Available records
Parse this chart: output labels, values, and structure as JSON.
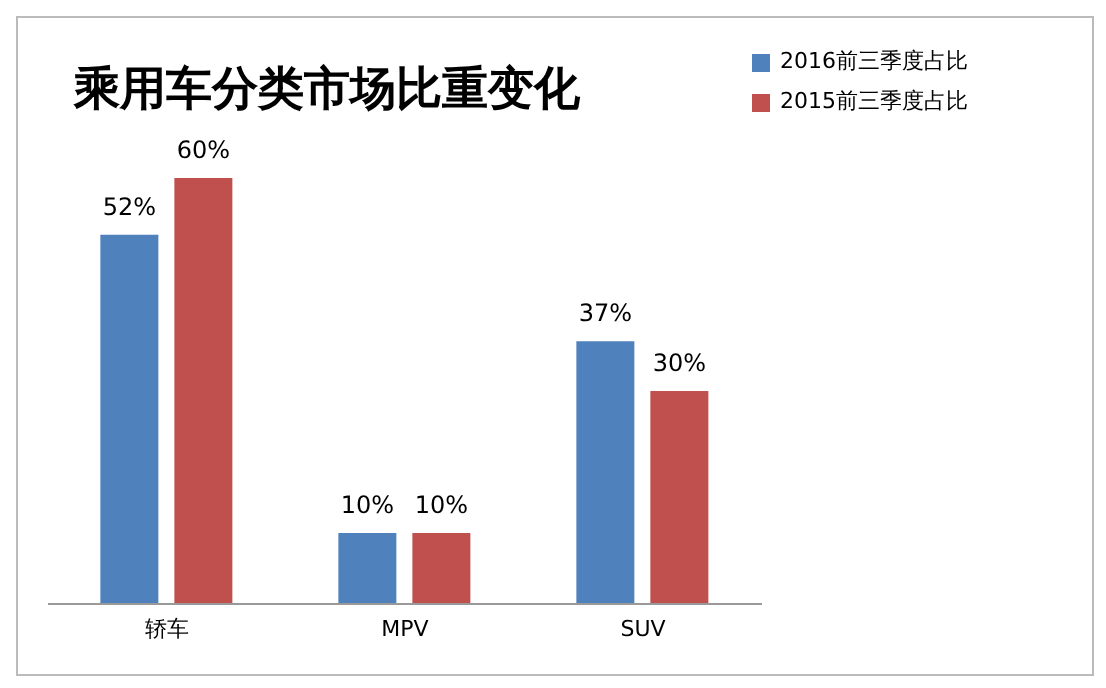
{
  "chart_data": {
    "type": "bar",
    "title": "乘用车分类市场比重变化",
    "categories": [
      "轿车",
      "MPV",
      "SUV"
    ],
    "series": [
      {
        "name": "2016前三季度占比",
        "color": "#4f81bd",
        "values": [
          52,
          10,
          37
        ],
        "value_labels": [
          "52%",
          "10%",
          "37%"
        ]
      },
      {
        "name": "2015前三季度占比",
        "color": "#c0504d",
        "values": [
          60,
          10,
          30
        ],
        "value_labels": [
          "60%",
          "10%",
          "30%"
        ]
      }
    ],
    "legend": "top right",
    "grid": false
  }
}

Request
Reproduce the listing above exactly, excluding all pictures.

Completed exercise
Parse this chart: output labels, values, and structure as JSON.
{
  "chart_data": {
    "type": "bar",
    "title": "乘用车分类市场比重变化",
    "categories": [
      "轿车",
      "MPV",
      "SUV"
    ],
    "series": [
      {
        "name": "2016前三季度占比",
        "color": "#4f81bd",
        "values": [
          52,
          10,
          37
        ],
        "value_labels": [
          "52%",
          "10%",
          "37%"
        ]
      },
      {
        "name": "2015前三季度占比",
        "color": "#c0504d",
        "values": [
          60,
          10,
          30
        ],
        "value_labels": [
          "60%",
          "10%",
          "30%"
        ]
      }
    ],
    "legend": "top right",
    "grid": false
  }
}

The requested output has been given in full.